BEGIN

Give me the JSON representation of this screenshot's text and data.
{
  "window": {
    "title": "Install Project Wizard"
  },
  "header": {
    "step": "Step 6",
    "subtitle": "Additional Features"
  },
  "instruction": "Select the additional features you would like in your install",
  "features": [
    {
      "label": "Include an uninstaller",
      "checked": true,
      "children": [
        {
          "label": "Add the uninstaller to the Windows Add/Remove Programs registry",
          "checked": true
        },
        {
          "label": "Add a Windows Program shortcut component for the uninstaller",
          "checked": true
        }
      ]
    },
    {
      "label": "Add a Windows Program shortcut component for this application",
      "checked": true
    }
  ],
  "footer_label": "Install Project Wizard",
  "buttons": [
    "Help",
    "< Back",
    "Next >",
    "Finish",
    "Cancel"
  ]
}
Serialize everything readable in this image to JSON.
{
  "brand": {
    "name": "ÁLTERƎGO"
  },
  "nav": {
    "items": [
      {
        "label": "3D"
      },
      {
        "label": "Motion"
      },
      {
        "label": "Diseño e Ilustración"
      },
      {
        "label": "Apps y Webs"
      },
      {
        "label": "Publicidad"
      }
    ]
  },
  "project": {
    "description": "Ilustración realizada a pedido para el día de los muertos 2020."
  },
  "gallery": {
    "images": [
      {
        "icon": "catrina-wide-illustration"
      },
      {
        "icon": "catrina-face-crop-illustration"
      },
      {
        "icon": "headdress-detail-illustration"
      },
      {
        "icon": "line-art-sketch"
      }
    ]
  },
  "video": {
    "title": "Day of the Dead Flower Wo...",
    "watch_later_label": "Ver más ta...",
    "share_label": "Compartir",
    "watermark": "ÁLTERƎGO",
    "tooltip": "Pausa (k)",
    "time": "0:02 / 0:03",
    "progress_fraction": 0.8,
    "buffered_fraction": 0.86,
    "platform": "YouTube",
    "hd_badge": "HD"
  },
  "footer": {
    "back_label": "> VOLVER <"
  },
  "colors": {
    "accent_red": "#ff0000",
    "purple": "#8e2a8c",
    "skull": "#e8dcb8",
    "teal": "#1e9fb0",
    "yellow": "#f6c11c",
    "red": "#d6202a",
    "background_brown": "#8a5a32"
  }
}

END

Set all of the entries down again, exactly as they were given.

Give me the JSON representation of this screenshot's text and data.
{
  "window": {
    "title": "Install Project Wizard"
  },
  "header": {
    "step": "Step 6",
    "subtitle": "Additional Features"
  },
  "instruction": "Select the additional features you would like in your install",
  "features": [
    {
      "label": "Include an uninstaller",
      "checked": true,
      "children": [
        {
          "label": "Add the uninstaller to the Windows Add/Remove Programs registry",
          "checked": true
        },
        {
          "label": "Add a Windows Program shortcut component for the uninstaller",
          "checked": true
        }
      ]
    },
    {
      "label": "Add a Windows Program shortcut component for this application",
      "checked": true
    }
  ],
  "footer_label": "Install Project Wizard",
  "buttons": [
    "Help",
    "< Back",
    "Next >",
    "Finish",
    "Cancel"
  ]
}
Serialize everything readable in this image to JSON.
{
  "brand": {
    "name": "ÁLTERƎGO"
  },
  "nav": {
    "items": [
      {
        "label": "3D"
      },
      {
        "label": "Motion"
      },
      {
        "label": "Diseño e Ilustración"
      },
      {
        "label": "Apps y Webs"
      },
      {
        "label": "Publicidad"
      }
    ]
  },
  "project": {
    "description": "Ilustración realizada a pedido para el día de los muertos 2020."
  },
  "gallery": {
    "images": [
      {
        "icon": "catrina-wide-illustration"
      },
      {
        "icon": "catrina-face-crop-illustration"
      },
      {
        "icon": "headdress-detail-illustration"
      },
      {
        "icon": "line-art-sketch"
      }
    ]
  },
  "video": {
    "title": "Day of the Dead Flower Wo...",
    "watch_later_label": "Ver más ta...",
    "share_label": "Compartir",
    "watermark": "ÁLTERƎGO",
    "tooltip": "Pausa (k)",
    "time": "0:02 / 0:03",
    "progress_fraction": 0.8,
    "buffered_fraction": 0.86,
    "platform": "YouTube",
    "hd_badge": "HD"
  },
  "footer": {
    "back_label": "> VOLVER <"
  },
  "colors": {
    "accent_red": "#ff0000",
    "purple": "#8e2a8c",
    "skull": "#e8dcb8",
    "teal": "#1e9fb0",
    "yellow": "#f6c11c",
    "red": "#d6202a",
    "background_brown": "#8a5a32"
  }
}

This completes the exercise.